→ Work to do: Quote, verbatim, all material below, without pictures.

→ Exercise inputs:
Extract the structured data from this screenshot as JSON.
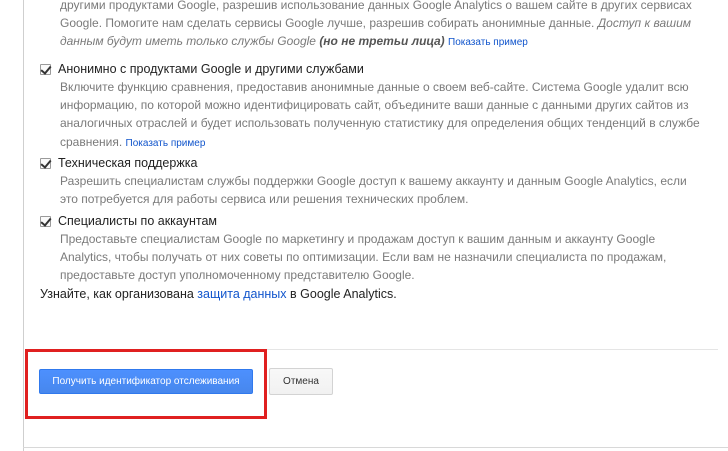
{
  "top_block": {
    "line1": "другими продуктами Google, разрешив использование данных Google Analytics о вашем сайте в других сервисах",
    "line2": "Google. Помогите нам сделать сервисы Google лучше, разрешив собирать анонимные данные.",
    "line2_italic": "Доступ к вашим",
    "line3_prefix": "данным будут иметь только службы Google",
    "line3_bold": "(но не третьи лица)",
    "example_link": "Показать пример"
  },
  "options": [
    {
      "title": "Анонимно с продуктами Google и другими службами",
      "checked": true,
      "desc_lines": [
        "Включите функцию сравнения, предоставив анонимные данные о своем веб-сайте. Система Google удалит всю",
        "информацию, по которой можно идентифицировать сайт, объедините ваши данные с данными других сайтов из",
        "аналогичных отраслей и будет использовать полученную статистику для определения общих тенденций в службе",
        "сравнения."
      ],
      "example_link": "Показать пример"
    },
    {
      "title": "Техническая поддержка",
      "checked": true,
      "desc_lines": [
        "Разрешить специалистам службы поддержки Google доступ к вашему аккаунту и данным Google Analytics, если",
        "это потребуется для работы сервиса или решения технических проблем."
      ]
    },
    {
      "title": "Специалисты по аккаунтам",
      "checked": true,
      "desc_lines": [
        "Предоставьте специалистам Google по маркетингу и продажам доступ к вашим данным и аккаунту Google",
        "Analytics, чтобы получать от них советы по оптимизации. Если вам не назначили специалиста по продажам,",
        "предоставьте доступ уполномоченному представителю Google."
      ]
    }
  ],
  "learn_more": {
    "prefix": "Узнайте, как организована",
    "link": "защита данных",
    "suffix": "в Google Analytics."
  },
  "buttons": {
    "primary": "Получить идентификатор отслеживания",
    "secondary": "Отмена"
  },
  "colors": {
    "primary_button": "#4d90fe",
    "highlight_border": "#e02020",
    "link": "#1155cc"
  }
}
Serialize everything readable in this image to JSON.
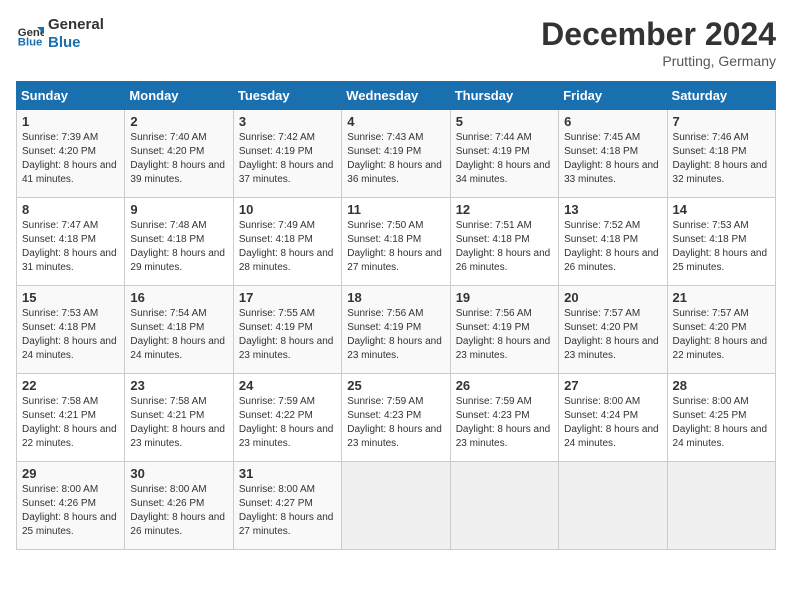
{
  "logo": {
    "line1": "General",
    "line2": "Blue"
  },
  "title": "December 2024",
  "subtitle": "Prutting, Germany",
  "days_of_week": [
    "Sunday",
    "Monday",
    "Tuesday",
    "Wednesday",
    "Thursday",
    "Friday",
    "Saturday"
  ],
  "weeks": [
    [
      {
        "day": "1",
        "sunrise": "7:39 AM",
        "sunset": "4:20 PM",
        "daylight": "8 hours and 41 minutes."
      },
      {
        "day": "2",
        "sunrise": "7:40 AM",
        "sunset": "4:20 PM",
        "daylight": "8 hours and 39 minutes."
      },
      {
        "day": "3",
        "sunrise": "7:42 AM",
        "sunset": "4:19 PM",
        "daylight": "8 hours and 37 minutes."
      },
      {
        "day": "4",
        "sunrise": "7:43 AM",
        "sunset": "4:19 PM",
        "daylight": "8 hours and 36 minutes."
      },
      {
        "day": "5",
        "sunrise": "7:44 AM",
        "sunset": "4:19 PM",
        "daylight": "8 hours and 34 minutes."
      },
      {
        "day": "6",
        "sunrise": "7:45 AM",
        "sunset": "4:18 PM",
        "daylight": "8 hours and 33 minutes."
      },
      {
        "day": "7",
        "sunrise": "7:46 AM",
        "sunset": "4:18 PM",
        "daylight": "8 hours and 32 minutes."
      }
    ],
    [
      {
        "day": "8",
        "sunrise": "7:47 AM",
        "sunset": "4:18 PM",
        "daylight": "8 hours and 31 minutes."
      },
      {
        "day": "9",
        "sunrise": "7:48 AM",
        "sunset": "4:18 PM",
        "daylight": "8 hours and 29 minutes."
      },
      {
        "day": "10",
        "sunrise": "7:49 AM",
        "sunset": "4:18 PM",
        "daylight": "8 hours and 28 minutes."
      },
      {
        "day": "11",
        "sunrise": "7:50 AM",
        "sunset": "4:18 PM",
        "daylight": "8 hours and 27 minutes."
      },
      {
        "day": "12",
        "sunrise": "7:51 AM",
        "sunset": "4:18 PM",
        "daylight": "8 hours and 26 minutes."
      },
      {
        "day": "13",
        "sunrise": "7:52 AM",
        "sunset": "4:18 PM",
        "daylight": "8 hours and 26 minutes."
      },
      {
        "day": "14",
        "sunrise": "7:53 AM",
        "sunset": "4:18 PM",
        "daylight": "8 hours and 25 minutes."
      }
    ],
    [
      {
        "day": "15",
        "sunrise": "7:53 AM",
        "sunset": "4:18 PM",
        "daylight": "8 hours and 24 minutes."
      },
      {
        "day": "16",
        "sunrise": "7:54 AM",
        "sunset": "4:18 PM",
        "daylight": "8 hours and 24 minutes."
      },
      {
        "day": "17",
        "sunrise": "7:55 AM",
        "sunset": "4:19 PM",
        "daylight": "8 hours and 23 minutes."
      },
      {
        "day": "18",
        "sunrise": "7:56 AM",
        "sunset": "4:19 PM",
        "daylight": "8 hours and 23 minutes."
      },
      {
        "day": "19",
        "sunrise": "7:56 AM",
        "sunset": "4:19 PM",
        "daylight": "8 hours and 23 minutes."
      },
      {
        "day": "20",
        "sunrise": "7:57 AM",
        "sunset": "4:20 PM",
        "daylight": "8 hours and 23 minutes."
      },
      {
        "day": "21",
        "sunrise": "7:57 AM",
        "sunset": "4:20 PM",
        "daylight": "8 hours and 22 minutes."
      }
    ],
    [
      {
        "day": "22",
        "sunrise": "7:58 AM",
        "sunset": "4:21 PM",
        "daylight": "8 hours and 22 minutes."
      },
      {
        "day": "23",
        "sunrise": "7:58 AM",
        "sunset": "4:21 PM",
        "daylight": "8 hours and 23 minutes."
      },
      {
        "day": "24",
        "sunrise": "7:59 AM",
        "sunset": "4:22 PM",
        "daylight": "8 hours and 23 minutes."
      },
      {
        "day": "25",
        "sunrise": "7:59 AM",
        "sunset": "4:23 PM",
        "daylight": "8 hours and 23 minutes."
      },
      {
        "day": "26",
        "sunrise": "7:59 AM",
        "sunset": "4:23 PM",
        "daylight": "8 hours and 23 minutes."
      },
      {
        "day": "27",
        "sunrise": "8:00 AM",
        "sunset": "4:24 PM",
        "daylight": "8 hours and 24 minutes."
      },
      {
        "day": "28",
        "sunrise": "8:00 AM",
        "sunset": "4:25 PM",
        "daylight": "8 hours and 24 minutes."
      }
    ],
    [
      {
        "day": "29",
        "sunrise": "8:00 AM",
        "sunset": "4:26 PM",
        "daylight": "8 hours and 25 minutes."
      },
      {
        "day": "30",
        "sunrise": "8:00 AM",
        "sunset": "4:26 PM",
        "daylight": "8 hours and 26 minutes."
      },
      {
        "day": "31",
        "sunrise": "8:00 AM",
        "sunset": "4:27 PM",
        "daylight": "8 hours and 27 minutes."
      },
      null,
      null,
      null,
      null
    ]
  ]
}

→ The completed task:
Extract the structured data from this screenshot as JSON.
{
  "top_block": {
    "line1": "другими продуктами Google, разрешив использование данных Google Analytics о вашем сайте в других сервисах",
    "line2": "Google. Помогите нам сделать сервисы Google лучше, разрешив собирать анонимные данные.",
    "line2_italic": "Доступ к вашим",
    "line3_prefix": "данным будут иметь только службы Google",
    "line3_bold": "(но не третьи лица)",
    "example_link": "Показать пример"
  },
  "options": [
    {
      "title": "Анонимно с продуктами Google и другими службами",
      "checked": true,
      "desc_lines": [
        "Включите функцию сравнения, предоставив анонимные данные о своем веб-сайте. Система Google удалит всю",
        "информацию, по которой можно идентифицировать сайт, объедините ваши данные с данными других сайтов из",
        "аналогичных отраслей и будет использовать полученную статистику для определения общих тенденций в службе",
        "сравнения."
      ],
      "example_link": "Показать пример"
    },
    {
      "title": "Техническая поддержка",
      "checked": true,
      "desc_lines": [
        "Разрешить специалистам службы поддержки Google доступ к вашему аккаунту и данным Google Analytics, если",
        "это потребуется для работы сервиса или решения технических проблем."
      ]
    },
    {
      "title": "Специалисты по аккаунтам",
      "checked": true,
      "desc_lines": [
        "Предоставьте специалистам Google по маркетингу и продажам доступ к вашим данным и аккаунту Google",
        "Analytics, чтобы получать от них советы по оптимизации. Если вам не назначили специалиста по продажам,",
        "предоставьте доступ уполномоченному представителю Google."
      ]
    }
  ],
  "learn_more": {
    "prefix": "Узнайте, как организована",
    "link": "защита данных",
    "suffix": "в Google Analytics."
  },
  "buttons": {
    "primary": "Получить идентификатор отслеживания",
    "secondary": "Отмена"
  },
  "colors": {
    "primary_button": "#4d90fe",
    "highlight_border": "#e02020",
    "link": "#1155cc"
  }
}
Serialize everything readable in this image to JSON.
{
  "logo": {
    "line1": "General",
    "line2": "Blue"
  },
  "title": "December 2024",
  "subtitle": "Prutting, Germany",
  "days_of_week": [
    "Sunday",
    "Monday",
    "Tuesday",
    "Wednesday",
    "Thursday",
    "Friday",
    "Saturday"
  ],
  "weeks": [
    [
      {
        "day": "1",
        "sunrise": "7:39 AM",
        "sunset": "4:20 PM",
        "daylight": "8 hours and 41 minutes."
      },
      {
        "day": "2",
        "sunrise": "7:40 AM",
        "sunset": "4:20 PM",
        "daylight": "8 hours and 39 minutes."
      },
      {
        "day": "3",
        "sunrise": "7:42 AM",
        "sunset": "4:19 PM",
        "daylight": "8 hours and 37 minutes."
      },
      {
        "day": "4",
        "sunrise": "7:43 AM",
        "sunset": "4:19 PM",
        "daylight": "8 hours and 36 minutes."
      },
      {
        "day": "5",
        "sunrise": "7:44 AM",
        "sunset": "4:19 PM",
        "daylight": "8 hours and 34 minutes."
      },
      {
        "day": "6",
        "sunrise": "7:45 AM",
        "sunset": "4:18 PM",
        "daylight": "8 hours and 33 minutes."
      },
      {
        "day": "7",
        "sunrise": "7:46 AM",
        "sunset": "4:18 PM",
        "daylight": "8 hours and 32 minutes."
      }
    ],
    [
      {
        "day": "8",
        "sunrise": "7:47 AM",
        "sunset": "4:18 PM",
        "daylight": "8 hours and 31 minutes."
      },
      {
        "day": "9",
        "sunrise": "7:48 AM",
        "sunset": "4:18 PM",
        "daylight": "8 hours and 29 minutes."
      },
      {
        "day": "10",
        "sunrise": "7:49 AM",
        "sunset": "4:18 PM",
        "daylight": "8 hours and 28 minutes."
      },
      {
        "day": "11",
        "sunrise": "7:50 AM",
        "sunset": "4:18 PM",
        "daylight": "8 hours and 27 minutes."
      },
      {
        "day": "12",
        "sunrise": "7:51 AM",
        "sunset": "4:18 PM",
        "daylight": "8 hours and 26 minutes."
      },
      {
        "day": "13",
        "sunrise": "7:52 AM",
        "sunset": "4:18 PM",
        "daylight": "8 hours and 26 minutes."
      },
      {
        "day": "14",
        "sunrise": "7:53 AM",
        "sunset": "4:18 PM",
        "daylight": "8 hours and 25 minutes."
      }
    ],
    [
      {
        "day": "15",
        "sunrise": "7:53 AM",
        "sunset": "4:18 PM",
        "daylight": "8 hours and 24 minutes."
      },
      {
        "day": "16",
        "sunrise": "7:54 AM",
        "sunset": "4:18 PM",
        "daylight": "8 hours and 24 minutes."
      },
      {
        "day": "17",
        "sunrise": "7:55 AM",
        "sunset": "4:19 PM",
        "daylight": "8 hours and 23 minutes."
      },
      {
        "day": "18",
        "sunrise": "7:56 AM",
        "sunset": "4:19 PM",
        "daylight": "8 hours and 23 minutes."
      },
      {
        "day": "19",
        "sunrise": "7:56 AM",
        "sunset": "4:19 PM",
        "daylight": "8 hours and 23 minutes."
      },
      {
        "day": "20",
        "sunrise": "7:57 AM",
        "sunset": "4:20 PM",
        "daylight": "8 hours and 23 minutes."
      },
      {
        "day": "21",
        "sunrise": "7:57 AM",
        "sunset": "4:20 PM",
        "daylight": "8 hours and 22 minutes."
      }
    ],
    [
      {
        "day": "22",
        "sunrise": "7:58 AM",
        "sunset": "4:21 PM",
        "daylight": "8 hours and 22 minutes."
      },
      {
        "day": "23",
        "sunrise": "7:58 AM",
        "sunset": "4:21 PM",
        "daylight": "8 hours and 23 minutes."
      },
      {
        "day": "24",
        "sunrise": "7:59 AM",
        "sunset": "4:22 PM",
        "daylight": "8 hours and 23 minutes."
      },
      {
        "day": "25",
        "sunrise": "7:59 AM",
        "sunset": "4:23 PM",
        "daylight": "8 hours and 23 minutes."
      },
      {
        "day": "26",
        "sunrise": "7:59 AM",
        "sunset": "4:23 PM",
        "daylight": "8 hours and 23 minutes."
      },
      {
        "day": "27",
        "sunrise": "8:00 AM",
        "sunset": "4:24 PM",
        "daylight": "8 hours and 24 minutes."
      },
      {
        "day": "28",
        "sunrise": "8:00 AM",
        "sunset": "4:25 PM",
        "daylight": "8 hours and 24 minutes."
      }
    ],
    [
      {
        "day": "29",
        "sunrise": "8:00 AM",
        "sunset": "4:26 PM",
        "daylight": "8 hours and 25 minutes."
      },
      {
        "day": "30",
        "sunrise": "8:00 AM",
        "sunset": "4:26 PM",
        "daylight": "8 hours and 26 minutes."
      },
      {
        "day": "31",
        "sunrise": "8:00 AM",
        "sunset": "4:27 PM",
        "daylight": "8 hours and 27 minutes."
      },
      null,
      null,
      null,
      null
    ]
  ]
}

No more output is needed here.